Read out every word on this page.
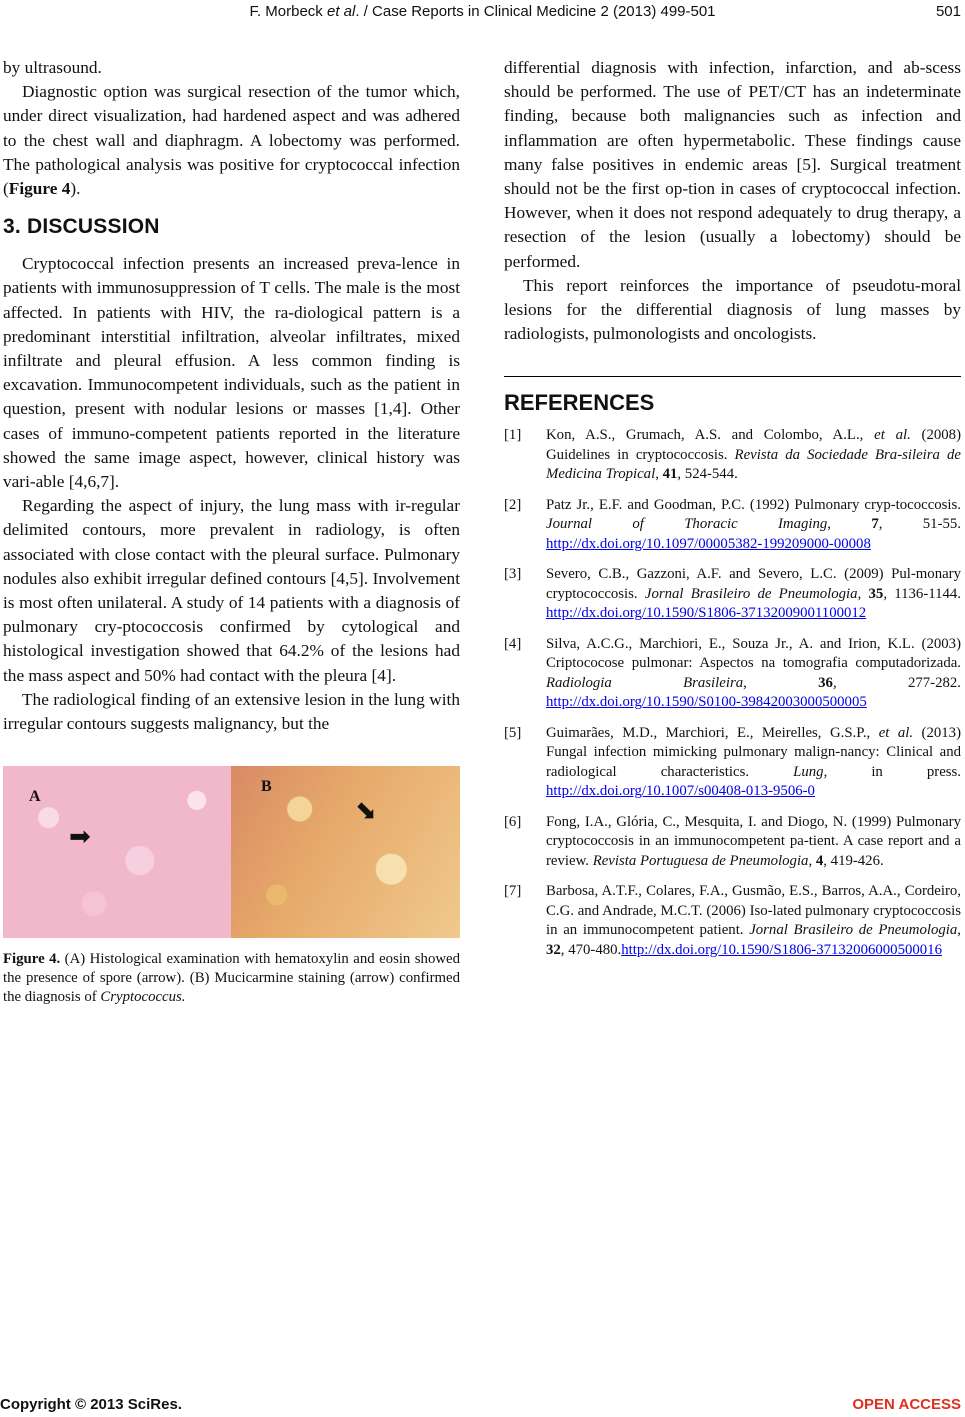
F. Morbeck et al. / Case Reports in Clinical Medicine 2 (2013) 499-501	501

by ultrasound.

Diagnostic option was surgical resection of the tumor which, under direct visualization, had hardened aspect and was adhered to the chest wall and diaphragm. A lobectomy was performed. The pathological analysis was positive for cryptococcal infection (Figure 4).

3. DISCUSSION

Cryptococcal infection presents an increased preva-lence in patients with immunosuppression of T cells. The male is the most affected. In patients with HIV, the ra-diological pattern is a predominant interstitial infiltration, alveolar infiltrates, mixed infiltrate and pleural effusion. A less common finding is excavation. Immunocompetent individuals, such as the patient in question, present with nodular lesions or masses [1,4]. Other cases of immuno-competent patients reported in the literature showed the same image aspect, however, clinical history was vari-able [4,6,7].

Regarding the aspect of injury, the lung mass with ir-regular delimited contours, more prevalent in radiology, is often associated with close contact with the pleural surface. Pulmonary nodules also exhibit irregular defined contours [4,5]. Involvement is most often unilateral. A study of 14 patients with a diagnosis of pulmonary cry-ptococcosis confirmed by cytological and histological investigation showed that 64.2% of the lesions had the mass aspect and 50% had contact with the pleura [4].

The radiological finding of an extensive lesion in the lung with irregular contours suggests malignancy, but the

A
➡
B
⬊
Figure 4. (A) Histological examination with hematoxylin and eosin showed the presence of spore (arrow). (B) Mucicarmine staining (arrow) confirmed the diagnosis of Cryptococcus.

differential diagnosis with infection, infarction, and ab-scess should be performed. The use of PET/CT has an indeterminate finding, because both malignancies such as infection and inflammation are often hypermetabolic. These findings cause many false positives in endemic areas [5]. Surgical treatment should not be the first op-tion in cases of cryptococcal infection. However, when it does not respond adequately to drug therapy, a resection of the lesion (usually a lobectomy) should be performed.

This report reinforces the importance of pseudotu-moral lesions for the differential diagnosis of lung masses by radiologists, pulmonologists and oncologists.

REFERENCES
[1]	Kon, A.S., Grumach, A.S. and Colombo, A.L., et al. (2008) Guidelines in cryptococcosis. Revista da Sociedade Bra-sileira de Medicina Tropical, 41, 524-544.
[2]	Patz Jr., E.F. and Goodman, P.C. (1992) Pulmonary cryp-tococcosis. Journal of Thoracic Imaging, 7, 51-55.http://dx.doi.org/10.1097/00005382-199209000-00008
[3]	Severo, C.B., Gazzoni, A.F. and Severo, L.C. (2009) Pul-monary cryptococcosis. Jornal Brasileiro de Pneumologia, 35, 1136-1144.http://dx.doi.org/10.1590/S1806-37132009001100012
[4]	Silva, A.C.G., Marchiori, E., Souza Jr., A. and Irion, K.L. (2003) Criptococose pulmonar: Aspectos na tomografia computadorizada. Radiologia Brasileira, 36, 277-282.http://dx.doi.org/10.1590/S0100-39842003000500005
[5]	Guimarães, M.D., Marchiori, E., Meirelles, G.S.P., et al. (2013) Fungal infection mimicking pulmonary malign-nancy: Clinical and radiological characteristics. Lung, in press. http://dx.doi.org/10.1007/s00408-013-9506-0
[6]	Fong, I.A., Glória, C., Mesquita, I. and Diogo, N. (1999) Pulmonary cryptococcosis in an immunocompetent pa-tient. A case report and a review. Revista Portuguesa de Pneumologia, 4, 419-426.
[7]	Barbosa, A.T.F., Colares, F.A., Gusmão, E.S., Barros, A.A., Cordeiro, C.G. and Andrade, M.C.T. (2006) Iso-lated pulmonary cryptococcosis in an immunocompetent patient. Jornal Brasileiro de Pneumologia, 32, 470-480.http://dx.doi.org/10.1590/S1806-37132006000500016
Copyright © 2013 SciRes.	OPEN ACCESS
====
▶ [WHAT YOU HAVE TO DO] Among the lines above, find those with the string "Brasileiro" and copy them.

▶ [ANSWER BOX]
[3]	Severo, C.B., Gazzoni, A.F. and Severo, L.C. (2009) Pul-monary cryptococcosis. Jornal Brasileiro de Pneumologia, 35, 1136-1144.http://dx.doi.org/10.1590/S1806-37132009001100012
[7]	Barbosa, A.T.F., Colares, F.A., Gusmão, E.S., Barros, A.A., Cordeiro, C.G. and Andrade, M.C.T. (2006) Iso-lated pulmonary cryptococcosis in an immunocompetent patient. Jornal Brasileiro de Pneumologia, 32, 470-480.http://dx.doi.org/10.1590/S1806-37132006000500016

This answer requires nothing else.